Every line with the string "비누공예팀" should be gathered.

[START OF MATERIAL FOR THE TASK]

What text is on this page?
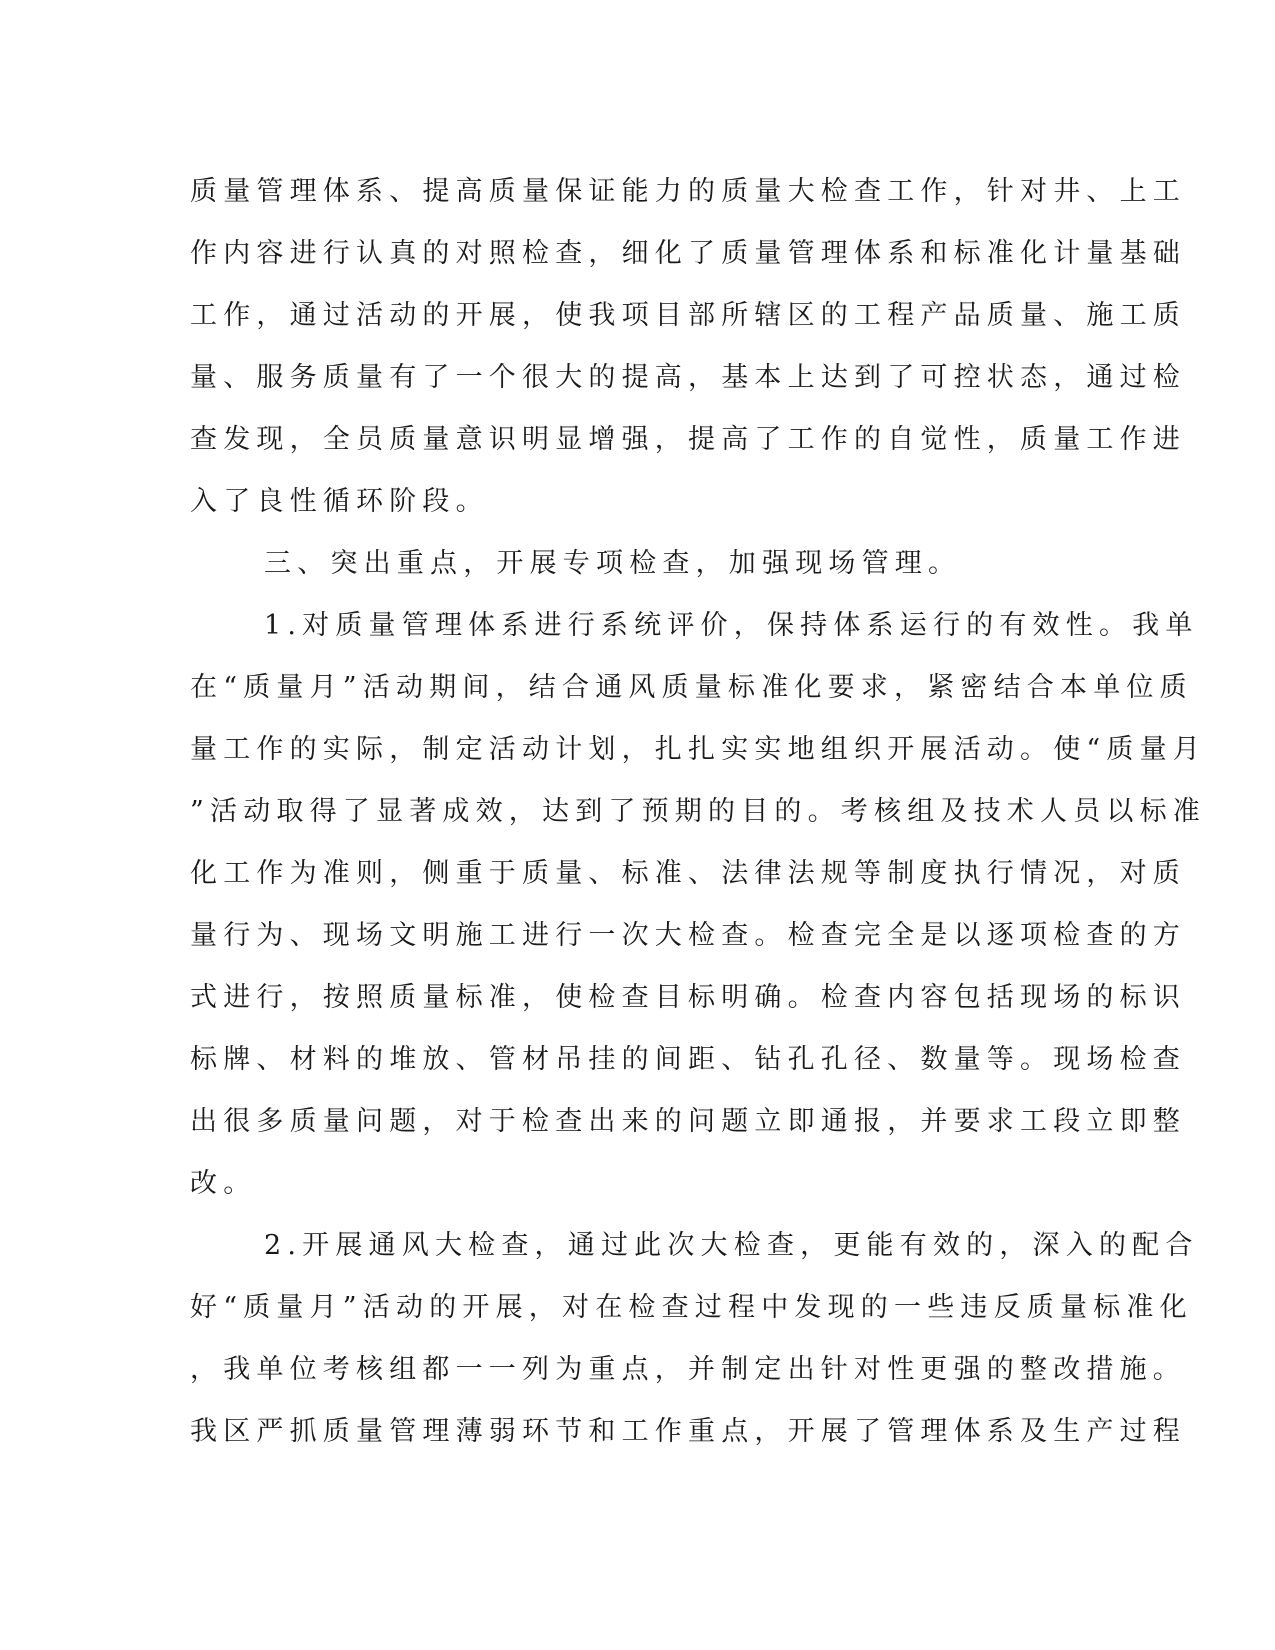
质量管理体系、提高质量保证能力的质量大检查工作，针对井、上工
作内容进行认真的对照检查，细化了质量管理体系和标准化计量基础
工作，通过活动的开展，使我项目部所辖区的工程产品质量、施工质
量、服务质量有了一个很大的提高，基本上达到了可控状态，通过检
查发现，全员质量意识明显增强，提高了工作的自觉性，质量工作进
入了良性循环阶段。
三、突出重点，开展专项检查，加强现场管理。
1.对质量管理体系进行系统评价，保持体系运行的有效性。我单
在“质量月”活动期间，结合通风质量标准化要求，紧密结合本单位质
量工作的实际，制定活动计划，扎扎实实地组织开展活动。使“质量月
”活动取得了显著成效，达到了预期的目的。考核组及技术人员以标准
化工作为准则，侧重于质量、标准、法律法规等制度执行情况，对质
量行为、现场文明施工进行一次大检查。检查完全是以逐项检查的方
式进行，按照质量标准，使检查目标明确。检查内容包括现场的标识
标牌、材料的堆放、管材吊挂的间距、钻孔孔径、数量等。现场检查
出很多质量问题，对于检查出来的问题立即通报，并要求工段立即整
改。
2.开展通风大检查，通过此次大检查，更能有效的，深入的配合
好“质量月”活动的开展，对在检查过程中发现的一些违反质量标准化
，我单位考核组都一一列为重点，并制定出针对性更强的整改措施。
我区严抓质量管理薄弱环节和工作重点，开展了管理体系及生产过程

[END OF MATERIAL FOR THE TASK]
[START OF MATERIAL FOR THE TASK]

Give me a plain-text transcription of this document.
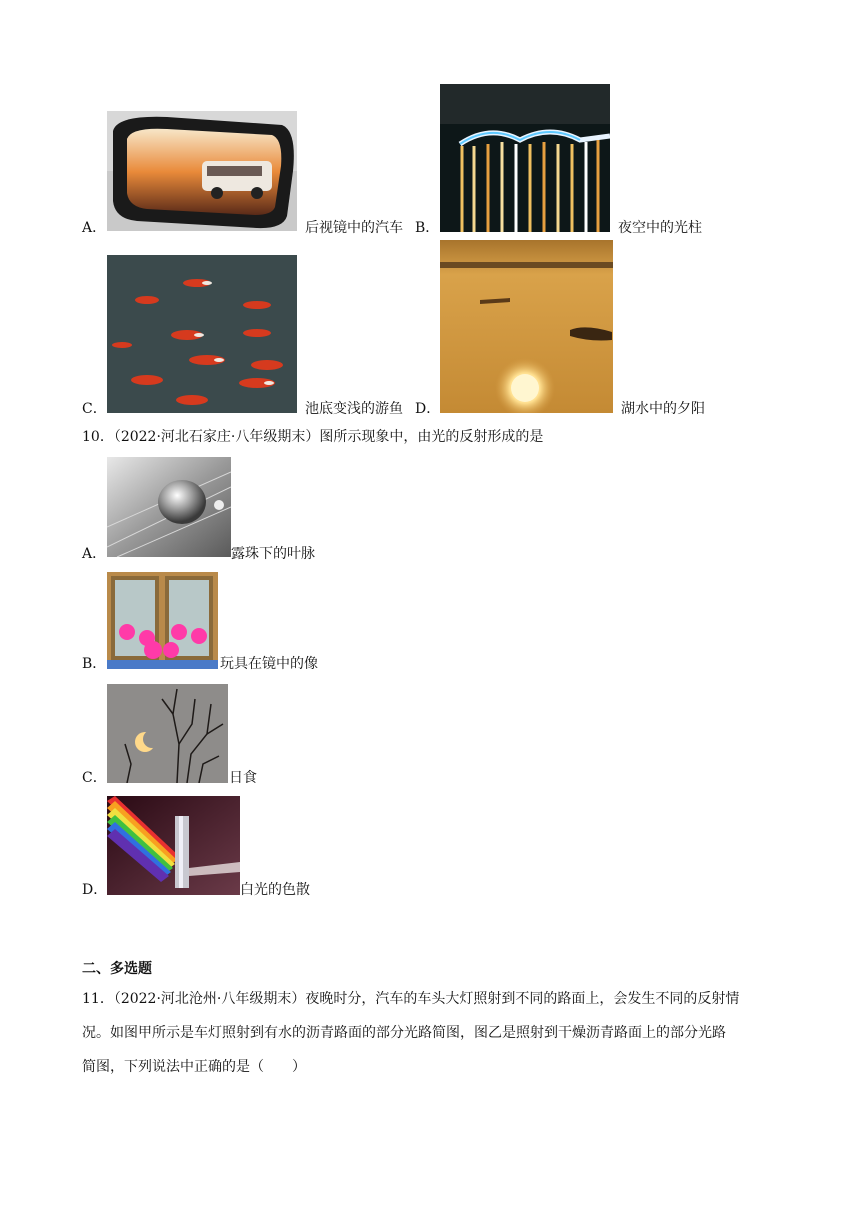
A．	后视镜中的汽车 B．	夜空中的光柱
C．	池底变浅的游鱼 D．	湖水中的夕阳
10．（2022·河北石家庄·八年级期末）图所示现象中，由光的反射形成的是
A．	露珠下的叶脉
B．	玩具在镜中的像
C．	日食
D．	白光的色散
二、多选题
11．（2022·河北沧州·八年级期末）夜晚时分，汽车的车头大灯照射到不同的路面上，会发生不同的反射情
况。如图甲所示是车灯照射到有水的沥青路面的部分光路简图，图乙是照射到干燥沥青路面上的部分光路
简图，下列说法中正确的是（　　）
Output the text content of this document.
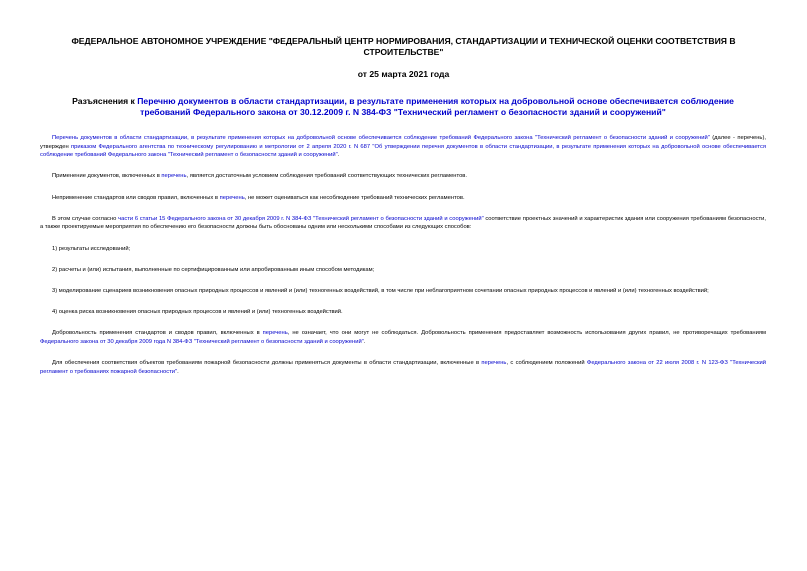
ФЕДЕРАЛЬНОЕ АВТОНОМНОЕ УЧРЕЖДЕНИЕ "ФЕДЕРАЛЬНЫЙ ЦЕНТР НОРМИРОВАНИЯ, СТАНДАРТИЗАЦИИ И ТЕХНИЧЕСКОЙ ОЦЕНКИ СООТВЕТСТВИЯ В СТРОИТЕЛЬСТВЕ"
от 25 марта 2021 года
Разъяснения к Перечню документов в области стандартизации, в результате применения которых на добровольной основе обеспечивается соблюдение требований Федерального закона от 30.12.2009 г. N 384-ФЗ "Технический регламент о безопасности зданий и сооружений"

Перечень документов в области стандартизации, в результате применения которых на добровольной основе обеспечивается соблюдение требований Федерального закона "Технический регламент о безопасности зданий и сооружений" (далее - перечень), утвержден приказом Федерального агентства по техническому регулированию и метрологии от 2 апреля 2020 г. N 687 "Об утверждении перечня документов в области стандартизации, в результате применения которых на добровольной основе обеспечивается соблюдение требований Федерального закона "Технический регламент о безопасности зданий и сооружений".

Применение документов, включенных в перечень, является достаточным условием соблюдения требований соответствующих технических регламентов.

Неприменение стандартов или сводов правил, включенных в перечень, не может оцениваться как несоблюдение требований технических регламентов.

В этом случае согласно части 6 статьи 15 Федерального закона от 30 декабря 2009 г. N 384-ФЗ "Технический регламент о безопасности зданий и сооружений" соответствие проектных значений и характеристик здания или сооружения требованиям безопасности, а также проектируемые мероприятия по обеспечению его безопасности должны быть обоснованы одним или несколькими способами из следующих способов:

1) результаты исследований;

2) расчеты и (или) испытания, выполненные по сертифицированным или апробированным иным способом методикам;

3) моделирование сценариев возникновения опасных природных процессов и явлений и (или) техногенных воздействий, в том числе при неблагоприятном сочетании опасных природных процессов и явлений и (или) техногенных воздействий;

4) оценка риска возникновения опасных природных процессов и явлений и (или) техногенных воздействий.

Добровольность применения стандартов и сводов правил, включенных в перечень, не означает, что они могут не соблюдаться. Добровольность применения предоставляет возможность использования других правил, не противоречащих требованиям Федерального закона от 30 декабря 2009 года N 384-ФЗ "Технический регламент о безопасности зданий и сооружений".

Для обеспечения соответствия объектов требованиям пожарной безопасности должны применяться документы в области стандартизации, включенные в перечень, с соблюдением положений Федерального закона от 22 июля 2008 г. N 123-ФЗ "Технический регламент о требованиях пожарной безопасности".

[END OF MATERIAL FOR THE TASK]
[START OF MATERIAL FOR THE TASK]

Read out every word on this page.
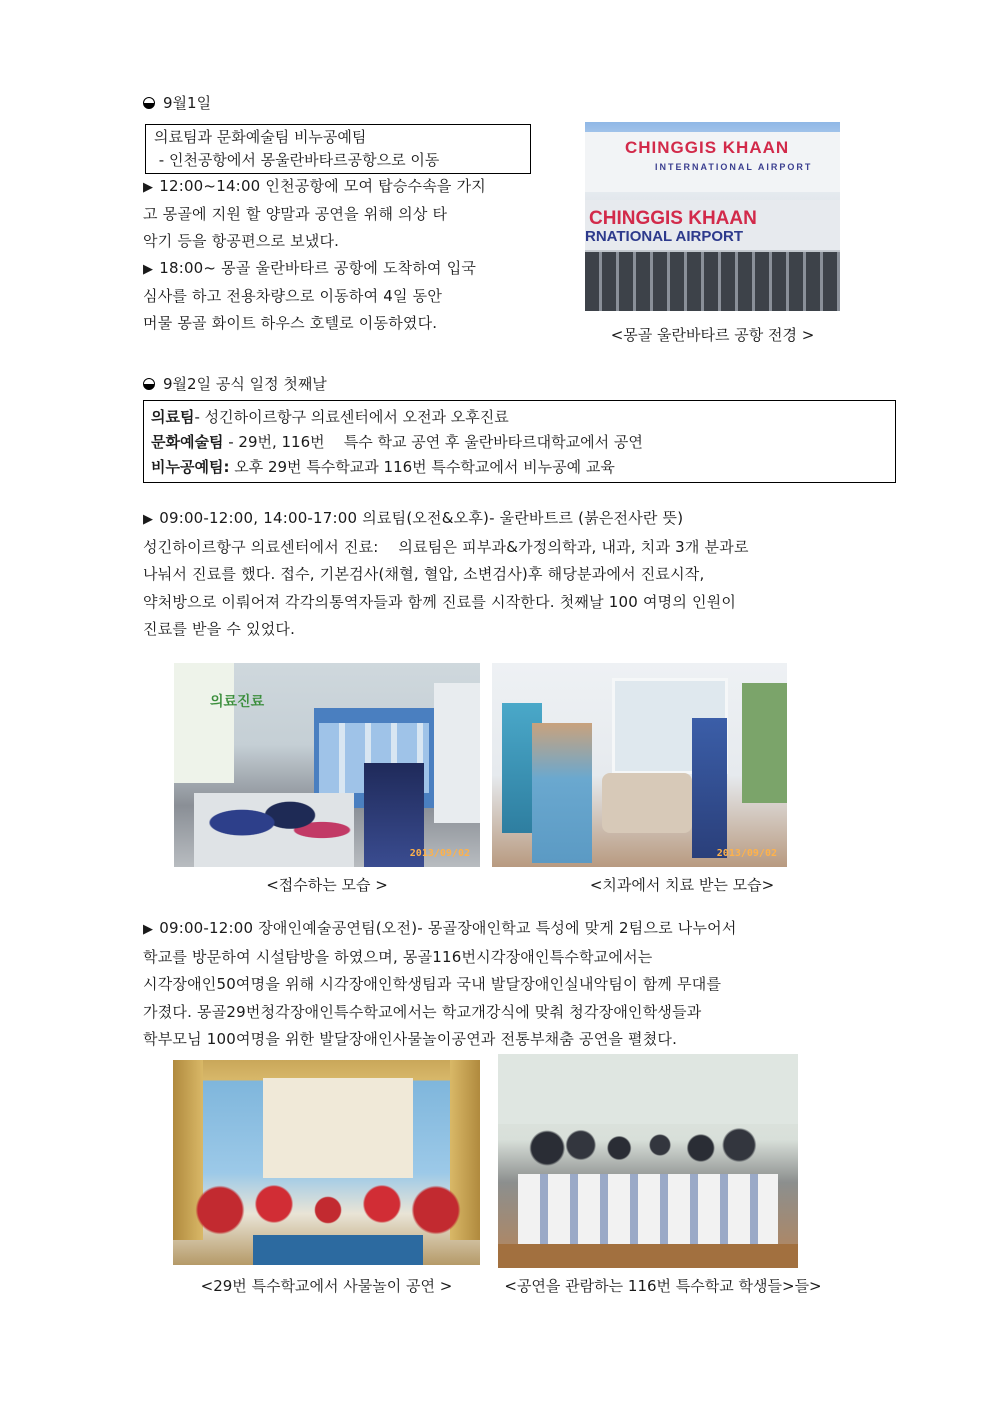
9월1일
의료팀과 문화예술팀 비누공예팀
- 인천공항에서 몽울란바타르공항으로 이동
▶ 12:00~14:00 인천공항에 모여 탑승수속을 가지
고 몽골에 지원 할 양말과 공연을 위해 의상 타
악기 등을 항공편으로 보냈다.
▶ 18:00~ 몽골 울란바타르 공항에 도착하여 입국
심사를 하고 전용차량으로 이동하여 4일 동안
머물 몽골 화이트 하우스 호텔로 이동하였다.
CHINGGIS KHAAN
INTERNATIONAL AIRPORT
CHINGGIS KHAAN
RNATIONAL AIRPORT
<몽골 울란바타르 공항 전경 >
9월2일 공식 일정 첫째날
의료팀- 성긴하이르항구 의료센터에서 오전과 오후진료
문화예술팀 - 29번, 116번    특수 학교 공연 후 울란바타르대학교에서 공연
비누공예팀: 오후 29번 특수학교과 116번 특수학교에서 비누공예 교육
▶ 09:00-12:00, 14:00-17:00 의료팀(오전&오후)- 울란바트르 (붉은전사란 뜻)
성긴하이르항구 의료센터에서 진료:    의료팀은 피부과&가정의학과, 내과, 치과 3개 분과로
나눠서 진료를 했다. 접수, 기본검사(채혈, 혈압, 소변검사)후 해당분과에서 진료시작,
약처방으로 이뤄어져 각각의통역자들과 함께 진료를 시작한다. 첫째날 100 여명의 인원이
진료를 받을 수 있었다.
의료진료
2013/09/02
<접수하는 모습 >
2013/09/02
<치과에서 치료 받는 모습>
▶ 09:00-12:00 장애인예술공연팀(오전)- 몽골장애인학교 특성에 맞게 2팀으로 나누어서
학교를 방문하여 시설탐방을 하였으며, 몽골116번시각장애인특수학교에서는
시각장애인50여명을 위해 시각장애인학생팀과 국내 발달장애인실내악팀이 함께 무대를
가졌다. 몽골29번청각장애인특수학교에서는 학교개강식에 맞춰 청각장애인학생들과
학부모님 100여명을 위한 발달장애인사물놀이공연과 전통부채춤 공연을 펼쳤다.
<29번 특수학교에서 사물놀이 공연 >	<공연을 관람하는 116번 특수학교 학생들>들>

[END OF MATERIAL FOR THE TASK]

*OUTPUT FOR THIS EXERCISE:*
의료팀과 문화예술팀 비누공예팀
비누공예팀: 오후 29번 특수학교과 116번 특수학교에서 비누공예 교육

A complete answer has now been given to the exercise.